== WHAT THE EXERCISE ASKS ==
Read the records below and copy each line that contains "Immune".

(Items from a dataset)
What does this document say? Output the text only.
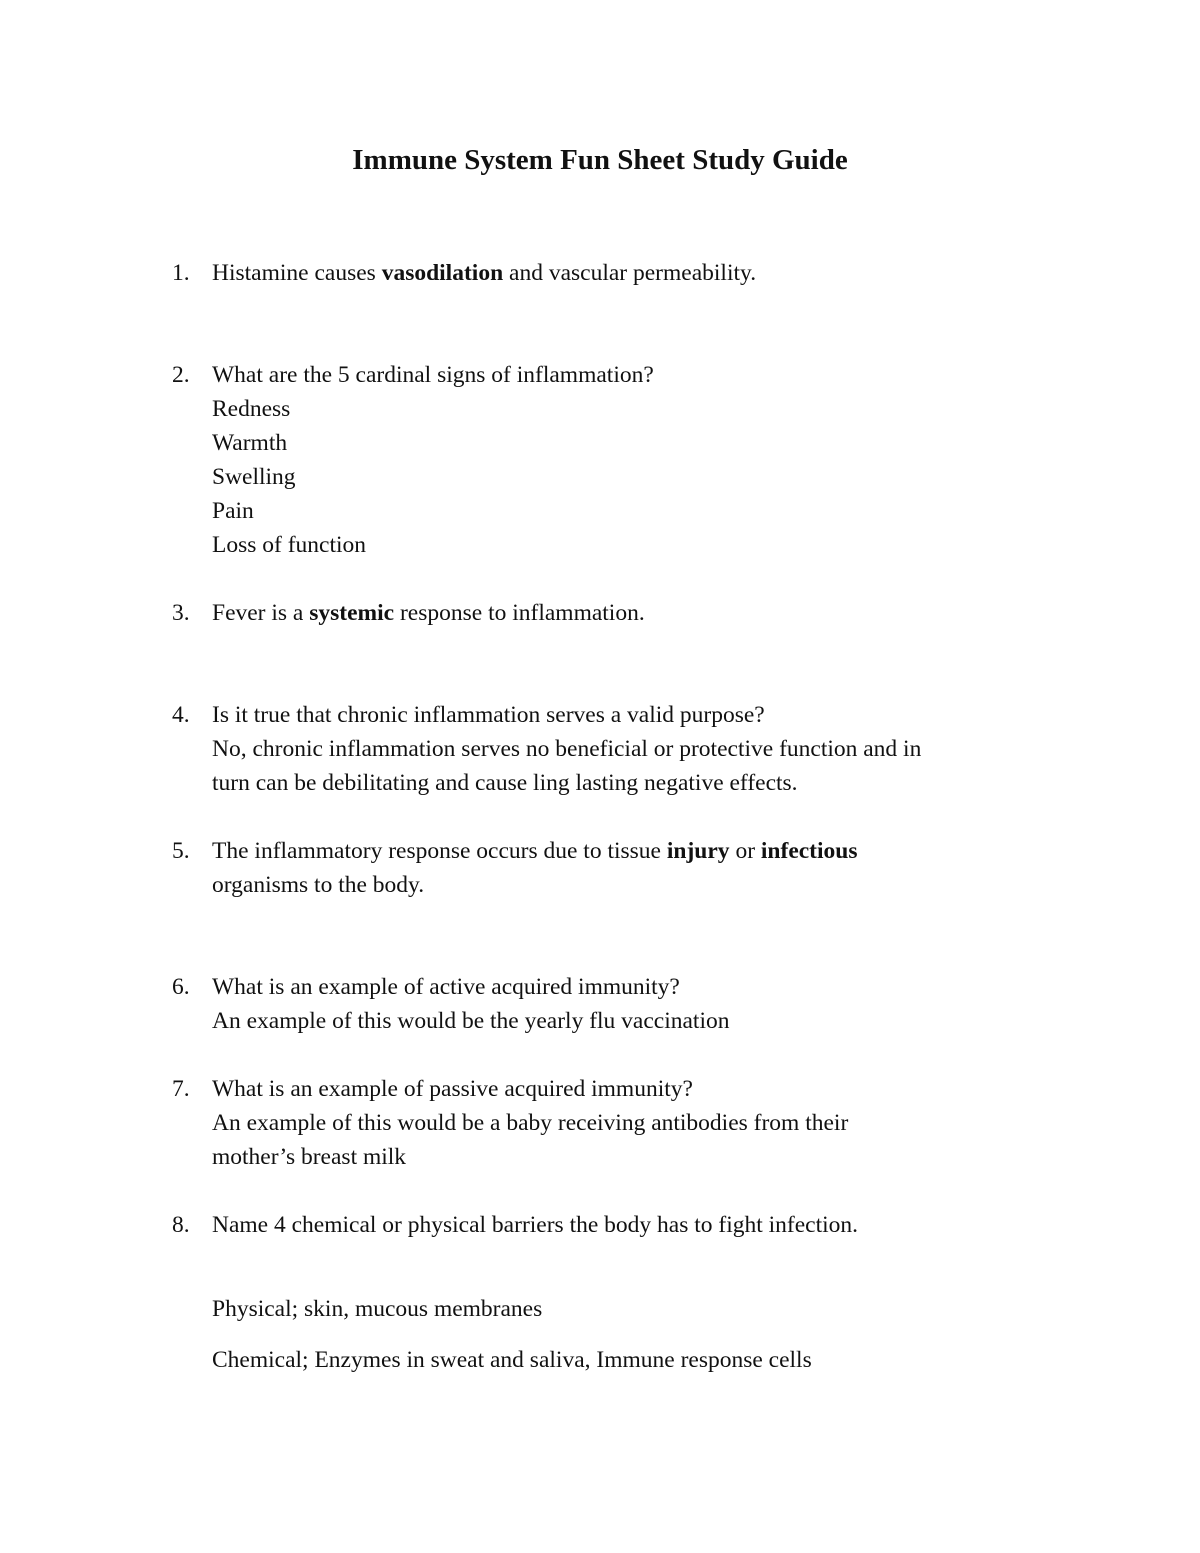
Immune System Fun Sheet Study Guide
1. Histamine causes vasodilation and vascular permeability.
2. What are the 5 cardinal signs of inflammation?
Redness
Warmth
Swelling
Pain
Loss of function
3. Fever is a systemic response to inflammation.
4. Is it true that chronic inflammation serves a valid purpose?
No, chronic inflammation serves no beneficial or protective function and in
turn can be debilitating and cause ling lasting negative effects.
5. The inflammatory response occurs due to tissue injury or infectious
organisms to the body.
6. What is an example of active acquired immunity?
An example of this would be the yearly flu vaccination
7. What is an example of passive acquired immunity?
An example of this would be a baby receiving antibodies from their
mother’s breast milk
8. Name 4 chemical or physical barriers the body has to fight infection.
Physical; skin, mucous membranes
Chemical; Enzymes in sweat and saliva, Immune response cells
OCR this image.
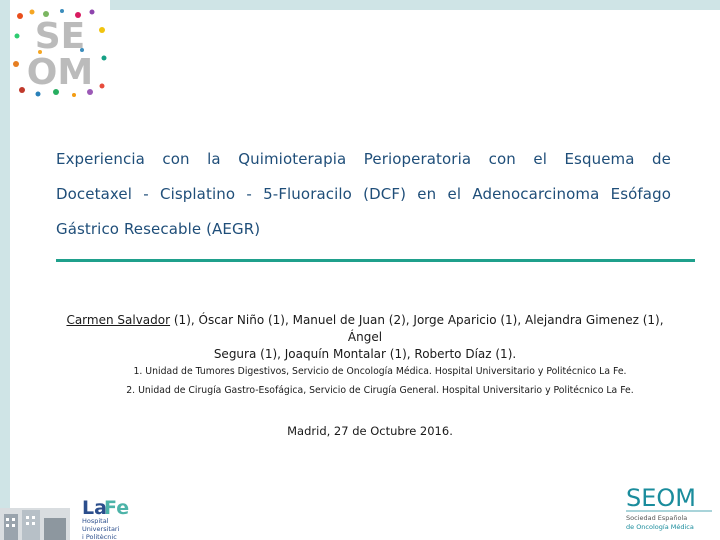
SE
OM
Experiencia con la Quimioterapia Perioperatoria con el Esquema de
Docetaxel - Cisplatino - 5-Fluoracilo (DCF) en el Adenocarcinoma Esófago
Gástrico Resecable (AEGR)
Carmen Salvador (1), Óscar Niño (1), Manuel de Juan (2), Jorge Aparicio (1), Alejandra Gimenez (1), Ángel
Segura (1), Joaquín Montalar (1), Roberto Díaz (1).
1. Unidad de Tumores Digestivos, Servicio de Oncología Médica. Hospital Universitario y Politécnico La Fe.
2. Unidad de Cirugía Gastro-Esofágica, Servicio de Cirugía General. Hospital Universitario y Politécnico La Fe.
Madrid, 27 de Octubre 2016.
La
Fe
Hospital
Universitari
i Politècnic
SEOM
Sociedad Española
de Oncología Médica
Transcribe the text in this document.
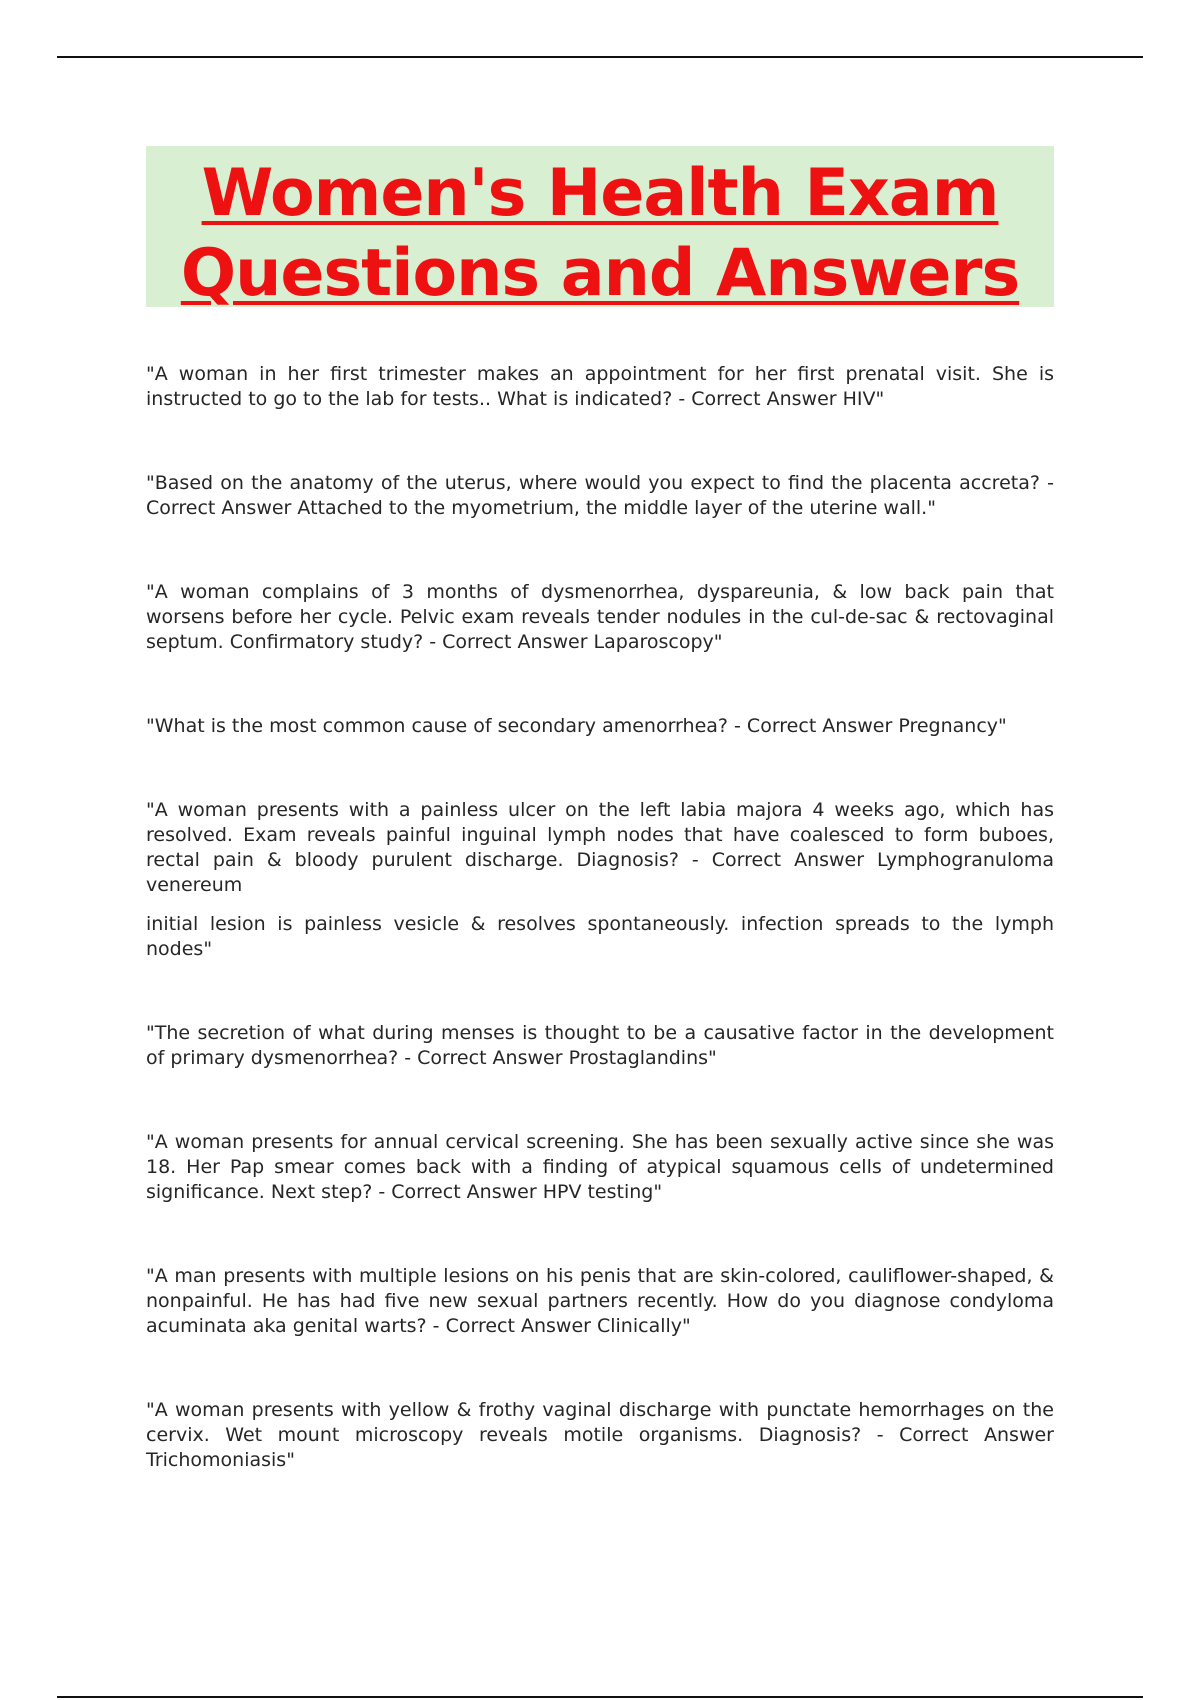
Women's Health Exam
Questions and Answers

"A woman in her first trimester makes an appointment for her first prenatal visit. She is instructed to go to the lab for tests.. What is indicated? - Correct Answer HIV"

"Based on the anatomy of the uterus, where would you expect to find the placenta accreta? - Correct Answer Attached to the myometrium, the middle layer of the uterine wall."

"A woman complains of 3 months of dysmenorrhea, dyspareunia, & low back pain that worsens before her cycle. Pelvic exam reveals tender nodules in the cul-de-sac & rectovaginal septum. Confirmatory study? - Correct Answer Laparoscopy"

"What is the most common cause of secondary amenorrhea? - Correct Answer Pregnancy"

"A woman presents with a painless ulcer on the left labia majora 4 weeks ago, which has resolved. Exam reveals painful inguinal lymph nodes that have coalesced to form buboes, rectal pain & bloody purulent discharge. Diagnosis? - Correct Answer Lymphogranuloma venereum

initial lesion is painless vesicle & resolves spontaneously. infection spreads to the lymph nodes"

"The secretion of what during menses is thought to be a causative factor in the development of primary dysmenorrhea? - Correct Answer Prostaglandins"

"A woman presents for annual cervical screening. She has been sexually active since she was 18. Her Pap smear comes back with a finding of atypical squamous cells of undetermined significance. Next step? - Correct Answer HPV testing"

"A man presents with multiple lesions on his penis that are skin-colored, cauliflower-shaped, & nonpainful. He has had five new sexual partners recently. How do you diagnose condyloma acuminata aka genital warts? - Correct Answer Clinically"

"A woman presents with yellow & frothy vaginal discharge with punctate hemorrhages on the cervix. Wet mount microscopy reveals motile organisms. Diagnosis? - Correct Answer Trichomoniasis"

== WRITTEN SOLUTION ==
Immune System Fun Sheet Study Guide
Chemical; Enzymes in sweat and saliva, Immune response cells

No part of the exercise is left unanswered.